**Extract provided**
.....

Skip to content

🔢 Math Expression Extraction

This section documents the API for mathematical expression extraction tasks, providing various extractors to recognize and retrieve LaTeX math from documents.

Overview

Math expression extraction in OmniDocs focuses on converting mathematical formulas and equations found in documents (e.g., academic papers, textbooks) into a machine-readable format, typically LaTeX. This enables further processing, rendering, or indexing of mathematical content.

Available Extractors

DonutExtractor

NAVER CLOVA Donut model for math/LaTeX extraction.

omnidocs.tasks.math_expression_extraction.extractors.donut.DonutExtractor

DonutExtractor(device: Optional[str] = None, show_log: bool = False, model_name: str = 'naver-clova-ix/donut-base-finetuned-cord-v2', model_path: Optional[Union[str, Path]] = None, **kwargs)

Bases: BaseLatexExtractor

Donut (NAVER CLOVA) based expression extraction implementation.

Initialize Donut Extractor.

extract

extract(input_path: Union[str, Path, Image], **kwargs) -> LatexOutput

Extract LaTeX expressions using Donut.

Usage Example

from omnidocs.tasks.math_expression_extraction.extractors.donut import DonutExtractor

extractor = DonutExtractor()
result = extractor.extract("math_document.pdf")
print(f"Extracted LaTeX: {result.full_text[:200]}...")

NougatExtractor

Facebook's Nougat model for LaTeX extraction from academic documents.

omnidocs.tasks.math_expression_extraction.extractors.nougat.NougatExtractor

NougatExtractor(model_type: str = 'small', device: Optional[str] = None, show_log: bool = False, model_path: Optional[str] = None, **kwargs)

.....

**Dataset content**
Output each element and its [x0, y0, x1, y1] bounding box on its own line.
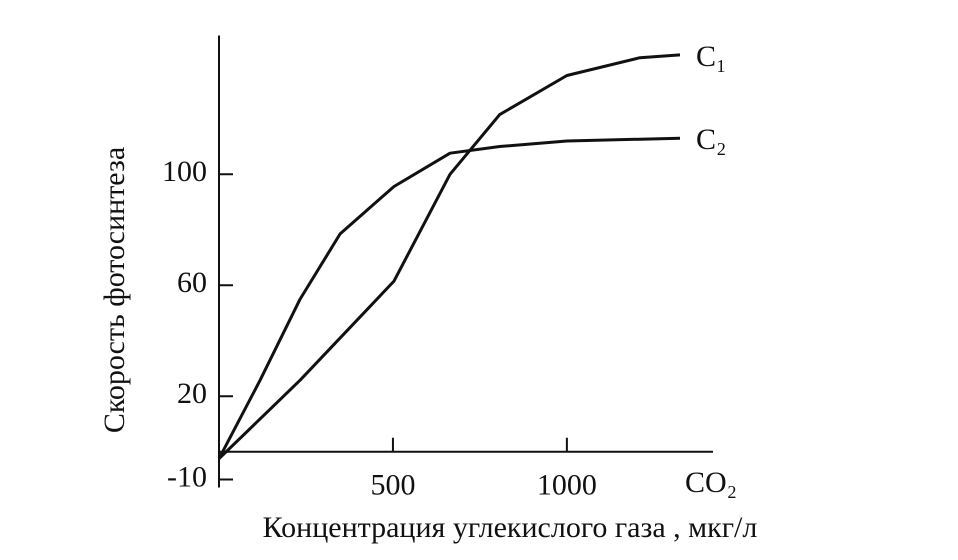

.....

**Instructions**
a – Translate this sentence from the math expression extraction documentation into Spanish: "This enables further processing, rendering, or indexing of mathematical content."
b – Carry on the math expression extraction documentation from its last line, keeping the same format and style.

**Written answers**
a – Esto permite el procesamiento, la representación o la indexación posteriores del contenido matemático.

b –
Bases: BaseLatexExtractor

Nougat (Neural Optical Understanding for Academic Documents) based expression extraction.

Initialize Nougat Extractor.

extract

extract(input_path: Union[str, Path, Image], **kwargs) -> LatexOutput

Extract LaTeX expressions using Nougat.

Usage Example

from omnidocs.tasks.math_expression_extraction.extractors.nougat import NougatExtractor

extractor = NougatExtractor()
result = extractor.extract("academic_paper.pdf")
print(f"Extracted LaTeX: {result.full_text[:200]}...")

SuryaMathExtractor

Surya-based mathematical expression extraction.

omnidocs.tasks.math_expression_extraction.extractors.surya_math.SuryaMathExtractor

SuryaMathExtractor(device: Optional[str] = None, show_log: bool = False, model_path: Optional[Union[str, Path]] = None, **kwargs)

Bases: BaseLatexExtractor

Surya-based mathematical expression extraction implementation.

Initialize Surya Math Extractor.

extract

extract(input_path: Union[str, Path, Image], **kwargs) -> LatexOutput

Extract LaTeX expressions using Surya.

Usage Example

from omnidocs.tasks.math_expression_extraction.extractors.surya_math import SuryaMathExtractor

extractor = SuryaMathExtractor()
result = extractor.extract("math_image.png")
print(f"Extracted LaTeX: {result.full_text[:200]}...")

UniMERNetExtractor

Universal Mathematical Expression Recognition Network.

omnidocs.tasks.math_expression_extraction.extractors.unimernet.UniMERNetExtractor

UniMERNetExtractor(model_path: Optional[str] = None, cfg_path: Optional[str] = None, device: Optional[str] = None, show_log: bool = False, **kwargs)

Bases: BaseLatexExtractor

UniMERNet (Universal Mathematical Expression Recognition Network) based expression extraction.

Initialize UniMERNet Extractor.

extract

extract(input_path: Union[str, Path, Image], **kwargs) -> LatexOutput

Extract LaTeX expressions using UniMERNet.

Usage Example

from omnidocs.tasks.math_expression_extraction.extractors.unimernet import UniMERNetExtractor

extractor = UniMERNetExtractor()
result = extractor.extract("math_equation.png")
print(f"Extracted LaTeX: {result.full_text[:200]}...")

MathOutput

The standardized output format for mathematical expression extraction results.

omnidocs.tasks.math_expression_extraction.base.LatexOutput

Bases: BaseModel

Container for extracted LaTeX expressions.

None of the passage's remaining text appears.